*WORK TO BE COMPLETED*: Check each line of the listing below for the string "iverStore", and copy the ones that have it.

*DATA*:
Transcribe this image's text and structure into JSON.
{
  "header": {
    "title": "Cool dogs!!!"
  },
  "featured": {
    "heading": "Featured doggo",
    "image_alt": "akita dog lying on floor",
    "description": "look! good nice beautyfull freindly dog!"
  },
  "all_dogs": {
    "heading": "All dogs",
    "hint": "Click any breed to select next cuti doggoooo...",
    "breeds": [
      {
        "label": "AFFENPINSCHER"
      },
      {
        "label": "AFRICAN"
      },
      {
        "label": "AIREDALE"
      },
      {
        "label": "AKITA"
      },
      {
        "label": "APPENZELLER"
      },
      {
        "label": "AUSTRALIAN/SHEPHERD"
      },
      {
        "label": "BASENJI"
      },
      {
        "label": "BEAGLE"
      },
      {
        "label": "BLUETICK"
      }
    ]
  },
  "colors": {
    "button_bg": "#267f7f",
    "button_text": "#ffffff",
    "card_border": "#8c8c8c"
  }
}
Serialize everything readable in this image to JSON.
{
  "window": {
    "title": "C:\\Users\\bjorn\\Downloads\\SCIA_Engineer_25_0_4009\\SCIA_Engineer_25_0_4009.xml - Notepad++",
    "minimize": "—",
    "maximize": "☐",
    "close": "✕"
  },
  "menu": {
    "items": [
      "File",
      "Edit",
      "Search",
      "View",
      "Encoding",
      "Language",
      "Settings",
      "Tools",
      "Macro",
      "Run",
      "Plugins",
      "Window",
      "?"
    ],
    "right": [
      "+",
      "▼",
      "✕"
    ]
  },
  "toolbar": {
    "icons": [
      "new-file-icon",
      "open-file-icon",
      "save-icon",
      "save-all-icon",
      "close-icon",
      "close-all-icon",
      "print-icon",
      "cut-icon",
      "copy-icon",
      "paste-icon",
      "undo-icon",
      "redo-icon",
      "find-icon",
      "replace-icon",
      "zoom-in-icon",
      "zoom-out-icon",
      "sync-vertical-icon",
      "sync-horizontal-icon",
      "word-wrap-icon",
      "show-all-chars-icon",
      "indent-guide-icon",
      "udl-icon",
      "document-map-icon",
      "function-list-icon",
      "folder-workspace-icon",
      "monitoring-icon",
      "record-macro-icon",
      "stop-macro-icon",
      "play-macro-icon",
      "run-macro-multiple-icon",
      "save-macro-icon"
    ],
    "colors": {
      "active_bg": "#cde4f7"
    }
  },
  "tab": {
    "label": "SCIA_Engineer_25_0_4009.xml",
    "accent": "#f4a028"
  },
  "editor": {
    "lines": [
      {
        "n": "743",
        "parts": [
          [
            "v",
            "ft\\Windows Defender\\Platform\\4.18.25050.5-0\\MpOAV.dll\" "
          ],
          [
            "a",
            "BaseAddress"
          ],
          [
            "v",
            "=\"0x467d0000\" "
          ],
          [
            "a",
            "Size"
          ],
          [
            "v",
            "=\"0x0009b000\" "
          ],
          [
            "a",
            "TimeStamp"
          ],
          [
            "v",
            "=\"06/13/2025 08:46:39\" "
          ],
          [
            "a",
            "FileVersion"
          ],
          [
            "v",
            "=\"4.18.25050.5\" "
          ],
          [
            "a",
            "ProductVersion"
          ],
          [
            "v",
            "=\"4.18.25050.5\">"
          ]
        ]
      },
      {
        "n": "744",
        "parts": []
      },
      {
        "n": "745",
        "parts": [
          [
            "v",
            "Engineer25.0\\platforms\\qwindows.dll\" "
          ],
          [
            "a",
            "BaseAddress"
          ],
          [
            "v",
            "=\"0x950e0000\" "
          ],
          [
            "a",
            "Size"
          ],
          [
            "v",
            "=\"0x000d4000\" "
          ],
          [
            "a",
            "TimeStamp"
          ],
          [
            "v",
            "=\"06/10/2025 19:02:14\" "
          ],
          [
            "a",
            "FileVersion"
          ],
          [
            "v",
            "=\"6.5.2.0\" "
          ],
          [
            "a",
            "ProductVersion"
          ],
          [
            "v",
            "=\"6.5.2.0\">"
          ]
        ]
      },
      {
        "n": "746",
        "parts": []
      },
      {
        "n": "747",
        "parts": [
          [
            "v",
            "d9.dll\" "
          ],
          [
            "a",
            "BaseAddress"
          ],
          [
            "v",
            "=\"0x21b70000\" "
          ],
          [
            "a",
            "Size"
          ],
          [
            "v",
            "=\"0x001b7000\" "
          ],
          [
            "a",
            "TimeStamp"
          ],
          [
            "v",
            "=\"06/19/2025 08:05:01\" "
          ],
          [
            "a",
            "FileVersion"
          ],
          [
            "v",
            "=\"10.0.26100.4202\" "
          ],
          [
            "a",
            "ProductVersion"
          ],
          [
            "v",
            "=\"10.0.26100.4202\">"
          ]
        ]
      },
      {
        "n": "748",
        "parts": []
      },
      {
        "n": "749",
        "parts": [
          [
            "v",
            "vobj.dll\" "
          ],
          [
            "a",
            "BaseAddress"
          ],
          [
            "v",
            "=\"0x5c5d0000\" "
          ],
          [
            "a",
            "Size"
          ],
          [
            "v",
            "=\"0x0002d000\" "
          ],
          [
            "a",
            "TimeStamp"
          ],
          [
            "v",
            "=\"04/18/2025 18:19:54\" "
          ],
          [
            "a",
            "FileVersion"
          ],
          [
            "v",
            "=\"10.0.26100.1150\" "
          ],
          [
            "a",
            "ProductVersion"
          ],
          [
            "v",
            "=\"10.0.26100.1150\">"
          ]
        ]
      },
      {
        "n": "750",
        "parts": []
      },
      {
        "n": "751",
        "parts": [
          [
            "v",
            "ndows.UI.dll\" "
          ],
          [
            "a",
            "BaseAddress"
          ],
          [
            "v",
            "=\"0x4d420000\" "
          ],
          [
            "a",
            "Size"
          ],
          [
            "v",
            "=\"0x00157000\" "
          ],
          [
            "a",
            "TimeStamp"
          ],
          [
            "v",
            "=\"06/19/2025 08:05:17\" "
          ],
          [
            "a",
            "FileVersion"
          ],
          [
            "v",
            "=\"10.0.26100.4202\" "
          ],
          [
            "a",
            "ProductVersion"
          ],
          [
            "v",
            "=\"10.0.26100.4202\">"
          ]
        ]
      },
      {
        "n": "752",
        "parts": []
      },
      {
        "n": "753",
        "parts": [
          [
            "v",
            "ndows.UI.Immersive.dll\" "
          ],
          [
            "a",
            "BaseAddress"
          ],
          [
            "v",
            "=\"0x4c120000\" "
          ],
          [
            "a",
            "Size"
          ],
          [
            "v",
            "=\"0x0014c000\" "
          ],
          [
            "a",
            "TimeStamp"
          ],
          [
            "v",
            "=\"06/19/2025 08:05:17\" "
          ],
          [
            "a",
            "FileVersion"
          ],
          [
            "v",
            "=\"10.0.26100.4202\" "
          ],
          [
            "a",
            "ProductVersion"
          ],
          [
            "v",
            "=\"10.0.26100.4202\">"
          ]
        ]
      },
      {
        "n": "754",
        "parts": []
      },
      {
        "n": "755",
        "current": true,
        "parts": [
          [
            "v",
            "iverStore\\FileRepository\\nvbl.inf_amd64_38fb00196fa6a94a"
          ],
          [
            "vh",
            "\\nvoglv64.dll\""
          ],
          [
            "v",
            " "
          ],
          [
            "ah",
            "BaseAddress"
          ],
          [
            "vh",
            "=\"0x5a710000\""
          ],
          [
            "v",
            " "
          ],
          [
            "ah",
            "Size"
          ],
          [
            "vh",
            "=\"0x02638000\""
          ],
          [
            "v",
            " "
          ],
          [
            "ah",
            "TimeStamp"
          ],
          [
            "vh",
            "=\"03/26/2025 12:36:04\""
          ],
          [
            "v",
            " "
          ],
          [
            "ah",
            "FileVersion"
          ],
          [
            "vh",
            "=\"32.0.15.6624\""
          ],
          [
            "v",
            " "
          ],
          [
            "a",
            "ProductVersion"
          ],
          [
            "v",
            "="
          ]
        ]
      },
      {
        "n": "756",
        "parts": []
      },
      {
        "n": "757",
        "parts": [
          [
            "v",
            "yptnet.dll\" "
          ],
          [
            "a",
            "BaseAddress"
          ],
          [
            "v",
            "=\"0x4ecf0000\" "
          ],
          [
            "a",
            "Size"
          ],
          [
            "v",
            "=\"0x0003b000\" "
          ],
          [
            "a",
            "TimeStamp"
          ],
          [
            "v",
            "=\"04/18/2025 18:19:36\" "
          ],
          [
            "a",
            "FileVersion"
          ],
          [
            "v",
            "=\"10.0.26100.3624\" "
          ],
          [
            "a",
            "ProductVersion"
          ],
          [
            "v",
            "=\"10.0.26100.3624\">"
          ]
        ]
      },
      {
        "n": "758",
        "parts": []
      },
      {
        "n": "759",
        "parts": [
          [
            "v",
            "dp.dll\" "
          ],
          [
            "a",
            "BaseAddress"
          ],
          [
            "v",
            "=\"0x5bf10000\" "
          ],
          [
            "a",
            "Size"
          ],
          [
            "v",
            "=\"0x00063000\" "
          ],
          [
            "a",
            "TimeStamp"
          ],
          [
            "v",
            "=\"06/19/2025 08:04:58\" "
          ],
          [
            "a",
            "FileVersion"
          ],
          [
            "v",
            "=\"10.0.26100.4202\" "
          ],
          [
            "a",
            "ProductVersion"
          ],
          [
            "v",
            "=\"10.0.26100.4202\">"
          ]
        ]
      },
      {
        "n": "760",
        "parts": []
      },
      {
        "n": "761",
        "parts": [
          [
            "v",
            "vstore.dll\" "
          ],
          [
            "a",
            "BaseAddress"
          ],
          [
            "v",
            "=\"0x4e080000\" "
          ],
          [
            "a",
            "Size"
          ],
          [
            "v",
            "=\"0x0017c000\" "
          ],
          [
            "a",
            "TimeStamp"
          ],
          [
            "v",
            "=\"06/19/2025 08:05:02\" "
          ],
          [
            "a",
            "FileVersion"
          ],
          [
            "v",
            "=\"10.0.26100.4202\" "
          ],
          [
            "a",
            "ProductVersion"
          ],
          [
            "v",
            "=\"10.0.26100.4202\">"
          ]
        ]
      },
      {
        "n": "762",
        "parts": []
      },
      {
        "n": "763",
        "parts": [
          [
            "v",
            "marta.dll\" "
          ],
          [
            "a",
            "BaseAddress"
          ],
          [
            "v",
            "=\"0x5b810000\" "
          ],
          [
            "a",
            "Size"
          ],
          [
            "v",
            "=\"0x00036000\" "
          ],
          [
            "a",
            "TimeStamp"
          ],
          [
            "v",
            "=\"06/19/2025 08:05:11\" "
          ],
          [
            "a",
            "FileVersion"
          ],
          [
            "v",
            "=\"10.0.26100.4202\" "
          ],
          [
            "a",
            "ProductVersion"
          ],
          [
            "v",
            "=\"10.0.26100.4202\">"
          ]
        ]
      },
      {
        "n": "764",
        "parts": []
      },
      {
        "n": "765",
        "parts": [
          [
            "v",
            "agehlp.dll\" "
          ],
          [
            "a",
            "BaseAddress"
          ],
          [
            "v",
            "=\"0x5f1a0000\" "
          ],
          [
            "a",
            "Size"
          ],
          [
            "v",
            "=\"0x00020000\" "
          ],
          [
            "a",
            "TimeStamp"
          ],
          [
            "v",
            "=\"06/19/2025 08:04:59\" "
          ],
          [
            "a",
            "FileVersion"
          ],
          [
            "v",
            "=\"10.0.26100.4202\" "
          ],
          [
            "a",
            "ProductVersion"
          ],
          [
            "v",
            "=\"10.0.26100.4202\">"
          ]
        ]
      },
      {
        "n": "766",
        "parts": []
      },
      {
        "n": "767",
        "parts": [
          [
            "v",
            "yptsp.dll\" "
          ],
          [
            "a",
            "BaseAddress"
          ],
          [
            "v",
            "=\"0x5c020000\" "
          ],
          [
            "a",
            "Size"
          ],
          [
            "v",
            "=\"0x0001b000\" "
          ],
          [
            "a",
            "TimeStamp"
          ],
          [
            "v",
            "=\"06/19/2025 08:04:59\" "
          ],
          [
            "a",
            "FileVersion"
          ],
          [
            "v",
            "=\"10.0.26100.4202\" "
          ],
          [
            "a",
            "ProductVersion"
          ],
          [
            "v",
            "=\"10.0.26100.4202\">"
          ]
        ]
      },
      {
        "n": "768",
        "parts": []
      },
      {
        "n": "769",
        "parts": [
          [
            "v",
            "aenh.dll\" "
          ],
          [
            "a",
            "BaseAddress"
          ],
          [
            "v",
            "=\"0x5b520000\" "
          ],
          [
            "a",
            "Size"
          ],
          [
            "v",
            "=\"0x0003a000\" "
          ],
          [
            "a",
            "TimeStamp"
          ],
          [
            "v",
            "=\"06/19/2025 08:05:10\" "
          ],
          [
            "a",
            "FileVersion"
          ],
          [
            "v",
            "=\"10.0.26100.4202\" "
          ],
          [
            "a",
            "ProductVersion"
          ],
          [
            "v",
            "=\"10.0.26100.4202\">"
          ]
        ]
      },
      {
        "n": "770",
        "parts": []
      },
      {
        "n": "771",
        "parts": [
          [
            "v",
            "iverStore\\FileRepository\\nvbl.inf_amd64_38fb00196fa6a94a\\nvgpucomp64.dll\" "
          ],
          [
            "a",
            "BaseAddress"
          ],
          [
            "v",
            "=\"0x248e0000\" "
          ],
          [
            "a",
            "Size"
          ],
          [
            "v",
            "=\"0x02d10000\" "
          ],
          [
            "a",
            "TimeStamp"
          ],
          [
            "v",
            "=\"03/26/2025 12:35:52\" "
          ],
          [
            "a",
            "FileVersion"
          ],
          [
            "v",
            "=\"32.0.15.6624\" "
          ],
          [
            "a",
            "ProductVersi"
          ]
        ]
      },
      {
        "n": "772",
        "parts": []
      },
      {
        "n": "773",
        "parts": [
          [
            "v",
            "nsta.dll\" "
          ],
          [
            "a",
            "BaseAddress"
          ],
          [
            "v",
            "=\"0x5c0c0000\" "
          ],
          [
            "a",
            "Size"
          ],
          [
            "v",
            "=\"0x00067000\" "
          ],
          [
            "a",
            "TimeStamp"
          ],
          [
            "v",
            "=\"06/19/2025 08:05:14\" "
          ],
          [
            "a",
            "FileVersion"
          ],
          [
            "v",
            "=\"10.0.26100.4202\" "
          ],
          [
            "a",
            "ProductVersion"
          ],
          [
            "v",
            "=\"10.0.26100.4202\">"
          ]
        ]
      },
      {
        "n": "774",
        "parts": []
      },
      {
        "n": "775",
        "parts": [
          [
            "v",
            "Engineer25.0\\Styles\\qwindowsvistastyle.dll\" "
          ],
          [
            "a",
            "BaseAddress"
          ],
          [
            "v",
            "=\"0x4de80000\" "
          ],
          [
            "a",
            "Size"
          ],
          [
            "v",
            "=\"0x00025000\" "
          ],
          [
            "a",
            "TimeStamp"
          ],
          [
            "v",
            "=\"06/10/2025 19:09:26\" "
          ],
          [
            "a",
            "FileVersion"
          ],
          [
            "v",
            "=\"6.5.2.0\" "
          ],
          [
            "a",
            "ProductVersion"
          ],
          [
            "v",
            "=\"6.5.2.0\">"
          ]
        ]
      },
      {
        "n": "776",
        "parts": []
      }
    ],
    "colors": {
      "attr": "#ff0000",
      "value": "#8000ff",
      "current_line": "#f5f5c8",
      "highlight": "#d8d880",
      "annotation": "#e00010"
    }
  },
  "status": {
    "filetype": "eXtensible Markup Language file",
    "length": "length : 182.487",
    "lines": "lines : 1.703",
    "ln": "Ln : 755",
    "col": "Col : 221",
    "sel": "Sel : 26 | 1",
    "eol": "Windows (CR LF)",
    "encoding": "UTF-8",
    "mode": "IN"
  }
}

*SOLUTION TO THIS TASK*:
            "iverStore\\FileRepository\\nvbl.inf_amd64_38fb00196fa6a94a"
            "iverStore\\FileRepository\\nvbl.inf_amd64_38fb00196fa6a94a\\nvgpucomp64.dll\" "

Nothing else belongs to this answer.